Exercise instructions |
Go through the entries and transcribe each one exactly, dropping the pictures.

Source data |
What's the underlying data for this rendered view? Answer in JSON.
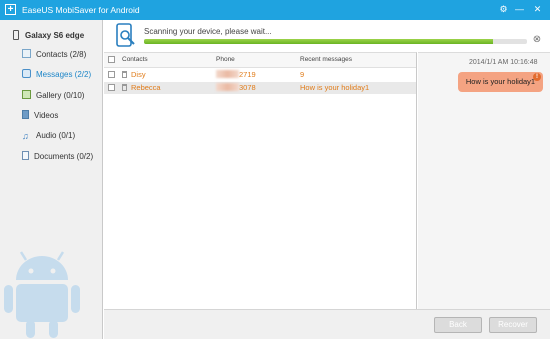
{
  "window": {
    "title": "EaseUS MobiSaver for Android",
    "app_icon": "+",
    "controls": {
      "settings": "⚙",
      "minimize": "—",
      "close": "✕"
    }
  },
  "sidebar": {
    "device_name": "Galaxy S6 edge",
    "items": [
      {
        "label": "Contacts (2/8)",
        "icon": "contacts-icon"
      },
      {
        "label": "Messages (2/2)",
        "icon": "messages-icon",
        "active": true
      },
      {
        "label": "Gallery (0/10)",
        "icon": "gallery-icon"
      },
      {
        "label": "Videos",
        "icon": "videos-icon"
      },
      {
        "label": "Audio (0/1)",
        "icon": "audio-icon"
      },
      {
        "label": "Documents (0/2)",
        "icon": "documents-icon"
      }
    ]
  },
  "scan": {
    "status_text": "Scanning your device, please wait...",
    "progress": 0.91,
    "close_symbol": "⊗"
  },
  "table": {
    "columns": [
      "Contacts",
      "Phone",
      "Recent messages"
    ],
    "rows": [
      {
        "contact": "Disy",
        "phone_suffix": "2719",
        "recent": "9"
      },
      {
        "contact": "Rebecca",
        "phone_suffix": "3078",
        "recent": "How is your holiday1"
      }
    ]
  },
  "detail": {
    "timestamp": "2014/1/1   AM 10:16:48",
    "message": "How is your holiday1",
    "warn_symbol": "!"
  },
  "buttons": {
    "back": "Back",
    "recover": "Recover"
  },
  "colors": {
    "titlebar": "#1fa3e0",
    "accent_text": "#e07c1a",
    "active_nav": "#1e86c8",
    "bubble": "#f4a382",
    "progress": "#7cbf2e"
  }
}
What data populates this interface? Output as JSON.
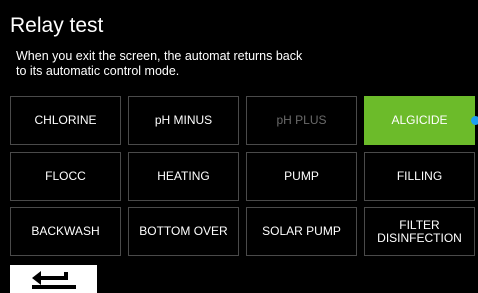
{
  "header": {
    "title": "Relay test",
    "info_line_1": "When you exit the screen, the automat returns back",
    "info_line_2": "to its automatic control mode."
  },
  "relays": [
    {
      "label": "CHLORINE",
      "state": "normal"
    },
    {
      "label": "pH MINUS",
      "state": "normal"
    },
    {
      "label": "pH PLUS",
      "state": "disabled"
    },
    {
      "label": "ALGICIDE",
      "state": "active"
    },
    {
      "label": "FLOCC",
      "state": "normal"
    },
    {
      "label": "HEATING",
      "state": "normal"
    },
    {
      "label": "PUMP",
      "state": "normal"
    },
    {
      "label": "FILLING",
      "state": "normal"
    },
    {
      "label": "BACKWASH",
      "state": "normal"
    },
    {
      "label": "BOTTOM OVER",
      "state": "normal"
    },
    {
      "label": "SOLAR PUMP",
      "state": "normal"
    },
    {
      "label": "FILTER DISINFECTION",
      "label_line_1": "FILTER",
      "label_line_2": "DISINFECTION",
      "state": "normal"
    }
  ],
  "footer": {
    "back_icon": "return-arrow-icon"
  },
  "colors": {
    "background": "#000000",
    "active": "#6cbb2a",
    "indicator": "#1e9ff2",
    "disabled_text": "#6a6a6a",
    "border": "#4a4a4a"
  }
}
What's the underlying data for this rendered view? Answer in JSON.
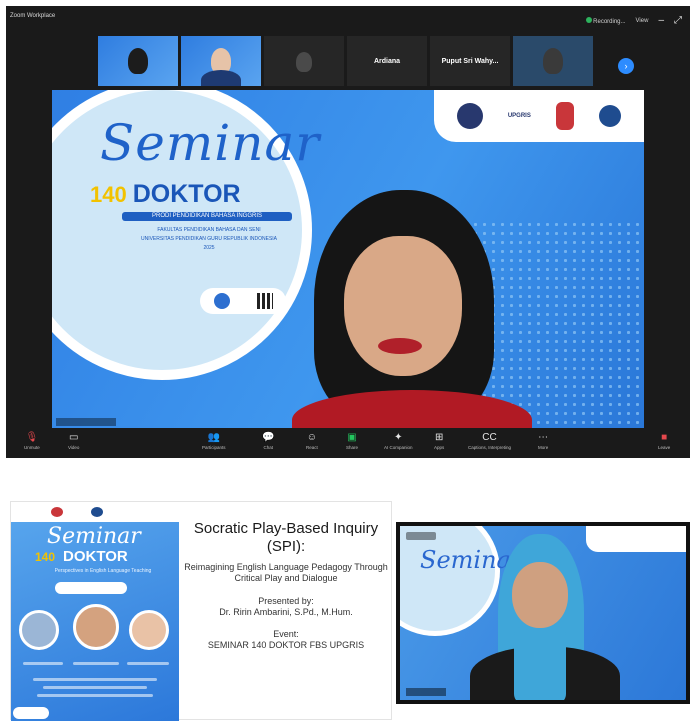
{
  "titlebar": {
    "meeting_label": "Zoom Workplace",
    "recording_label": "Recording...",
    "view_label": "View"
  },
  "thumbnails": [
    {
      "name": "",
      "kind": "slide"
    },
    {
      "name": "",
      "kind": "camera"
    },
    {
      "name": "",
      "kind": "camera-dark"
    },
    {
      "name": "Ardiana",
      "kind": "text"
    },
    {
      "name": "Puput Sri Wahy...",
      "kind": "text"
    },
    {
      "name": "",
      "kind": "camera-dark"
    }
  ],
  "main_slide": {
    "script_title": "Seminar",
    "number": "140",
    "doktor": "DOKTOR",
    "prodi": "PRODI PENDIDIKAN BAHASA INGGRIS",
    "line1": "FAKULTAS PENDIDIKAN BAHASA DAN SENI",
    "line2": "UNIVERSITAS PENDIDIKAN GURU REPUBLIK INDONESIA",
    "line3": "2025",
    "logo_text": "UPGRIS"
  },
  "toolbar": {
    "items": [
      {
        "icon": "mic-icon",
        "label": "Unmute"
      },
      {
        "icon": "video-icon",
        "label": "Video"
      },
      {
        "icon": "participants-icon",
        "label": "Participants"
      },
      {
        "icon": "chat-icon",
        "label": "Chat"
      },
      {
        "icon": "react-icon",
        "label": "React"
      },
      {
        "icon": "share-icon",
        "label": "Share"
      },
      {
        "icon": "ai-companion-icon",
        "label": "AI Companion"
      },
      {
        "icon": "apps-icon",
        "label": "Apps"
      },
      {
        "icon": "captions-icon",
        "label": "Captions, Interpreting"
      },
      {
        "icon": "more-icon",
        "label": "More"
      }
    ],
    "end_label": "Leave"
  },
  "slide_card": {
    "title": "Socratic Play-Based Inquiry (SPI):",
    "subtitle": "Reimagining English Language Pedagogy Through Critical Play and Dialogue",
    "presented_label": "Presented by:",
    "presenter": "Dr. Ririn Ambarini, S.Pd., M.Hum.",
    "event_label": "Event:",
    "event": "SEMINAR 140 DOKTOR FBS UPGRIS",
    "poster_script": "Seminar",
    "poster_number": "140",
    "poster_doktor": "DOKTOR",
    "poster_sub": "Perspectives in English Language Teaching"
  },
  "zoom2": {
    "script_title": "Seminar"
  },
  "colors": {
    "slide_blue": "#2f7fe4",
    "accent_yellow": "#f2c200",
    "speaker_red": "#b11a24",
    "hijab_blue": "#3fa6d9",
    "zoom_dark": "#1a1a1a"
  }
}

Reply to the exercise |
What's the underlying data for this rendered view? Answer in JSON.
{
  "window": {
    "title": "EaseUS MobiSaver for Android",
    "app_icon": "+",
    "controls": {
      "settings": "⚙",
      "minimize": "—",
      "close": "✕"
    }
  },
  "sidebar": {
    "device_name": "Galaxy S6 edge",
    "items": [
      {
        "label": "Contacts (2/8)",
        "icon": "contacts-icon"
      },
      {
        "label": "Messages (2/2)",
        "icon": "messages-icon",
        "active": true
      },
      {
        "label": "Gallery (0/10)",
        "icon": "gallery-icon"
      },
      {
        "label": "Videos",
        "icon": "videos-icon"
      },
      {
        "label": "Audio (0/1)",
        "icon": "audio-icon"
      },
      {
        "label": "Documents (0/2)",
        "icon": "documents-icon"
      }
    ]
  },
  "scan": {
    "status_text": "Scanning your device, please wait...",
    "progress": 0.91,
    "close_symbol": "⊗"
  },
  "table": {
    "columns": [
      "Contacts",
      "Phone",
      "Recent messages"
    ],
    "rows": [
      {
        "contact": "Disy",
        "phone_suffix": "2719",
        "recent": "9"
      },
      {
        "contact": "Rebecca",
        "phone_suffix": "3078",
        "recent": "How is your holiday1"
      }
    ]
  },
  "detail": {
    "timestamp": "2014/1/1   AM 10:16:48",
    "message": "How is your holiday1",
    "warn_symbol": "!"
  },
  "buttons": {
    "back": "Back",
    "recover": "Recover"
  },
  "colors": {
    "titlebar": "#1fa3e0",
    "accent_text": "#e07c1a",
    "active_nav": "#1e86c8",
    "bubble": "#f4a382",
    "progress": "#7cbf2e"
  }
}
What data populates this interface? Output as JSON.
{
  "header": {
    "title": "Relay test",
    "info_line_1": "When you exit the screen, the automat returns back",
    "info_line_2": "to its automatic control mode."
  },
  "relays": [
    {
      "label": "CHLORINE",
      "state": "normal"
    },
    {
      "label": "pH MINUS",
      "state": "normal"
    },
    {
      "label": "pH PLUS",
      "state": "disabled"
    },
    {
      "label": "ALGICIDE",
      "state": "active"
    },
    {
      "label": "FLOCC",
      "state": "normal"
    },
    {
      "label": "HEATING",
      "state": "normal"
    },
    {
      "label": "PUMP",
      "state": "normal"
    },
    {
      "label": "FILLING",
      "state": "normal"
    },
    {
      "label": "BACKWASH",
      "state": "normal"
    },
    {
      "label": "BOTTOM OVER",
      "state": "normal"
    },
    {
      "label": "SOLAR PUMP",
      "state": "normal"
    },
    {
      "label": "FILTER DISINFECTION",
      "label_line_1": "FILTER",
      "label_line_2": "DISINFECTION",
      "state": "normal"
    }
  ],
  "footer": {
    "back_icon": "return-arrow-icon"
  },
  "colors": {
    "background": "#000000",
    "active": "#6cbb2a",
    "indicator": "#1e9ff2",
    "disabled_text": "#6a6a6a",
    "border": "#4a4a4a"
  }
}
What's the underlying data for this rendered view? Answer in JSON.
{
  "titlebar": {
    "meeting_label": "Zoom Workplace",
    "recording_label": "Recording...",
    "view_label": "View"
  },
  "thumbnails": [
    {
      "name": "",
      "kind": "slide"
    },
    {
      "name": "",
      "kind": "camera"
    },
    {
      "name": "",
      "kind": "camera-dark"
    },
    {
      "name": "Ardiana",
      "kind": "text"
    },
    {
      "name": "Puput Sri Wahy...",
      "kind": "text"
    },
    {
      "name": "",
      "kind": "camera-dark"
    }
  ],
  "main_slide": {
    "script_title": "Seminar",
    "number": "140",
    "doktor": "DOKTOR",
    "prodi": "PRODI PENDIDIKAN BAHASA INGGRIS",
    "line1": "FAKULTAS PENDIDIKAN BAHASA DAN SENI",
    "line2": "UNIVERSITAS PENDIDIKAN GURU REPUBLIK INDONESIA",
    "line3": "2025",
    "logo_text": "UPGRIS"
  },
  "toolbar": {
    "items": [
      {
        "icon": "mic-icon",
        "label": "Unmute"
      },
      {
        "icon": "video-icon",
        "label": "Video"
      },
      {
        "icon": "participants-icon",
        "label": "Participants"
      },
      {
        "icon": "chat-icon",
        "label": "Chat"
      },
      {
        "icon": "react-icon",
        "label": "React"
      },
      {
        "icon": "share-icon",
        "label": "Share"
      },
      {
        "icon": "ai-companion-icon",
        "label": "AI Companion"
      },
      {
        "icon": "apps-icon",
        "label": "Apps"
      },
      {
        "icon": "captions-icon",
        "label": "Captions, Interpreting"
      },
      {
        "icon": "more-icon",
        "label": "More"
      }
    ],
    "end_label": "Leave"
  },
  "slide_card": {
    "title": "Socratic Play-Based Inquiry (SPI):",
    "subtitle": "Reimagining English Language Pedagogy Through Critical Play and Dialogue",
    "presented_label": "Presented by:",
    "presenter": "Dr. Ririn Ambarini, S.Pd., M.Hum.",
    "event_label": "Event:",
    "event": "SEMINAR 140 DOKTOR FBS UPGRIS",
    "poster_script": "Seminar",
    "poster_number": "140",
    "poster_doktor": "DOKTOR",
    "poster_sub": "Perspectives in English Language Teaching"
  },
  "zoom2": {
    "script_title": "Seminar"
  },
  "colors": {
    "slide_blue": "#2f7fe4",
    "accent_yellow": "#f2c200",
    "speaker_red": "#b11a24",
    "hijab_blue": "#3fa6d9",
    "zoom_dark": "#1a1a1a"
  }
}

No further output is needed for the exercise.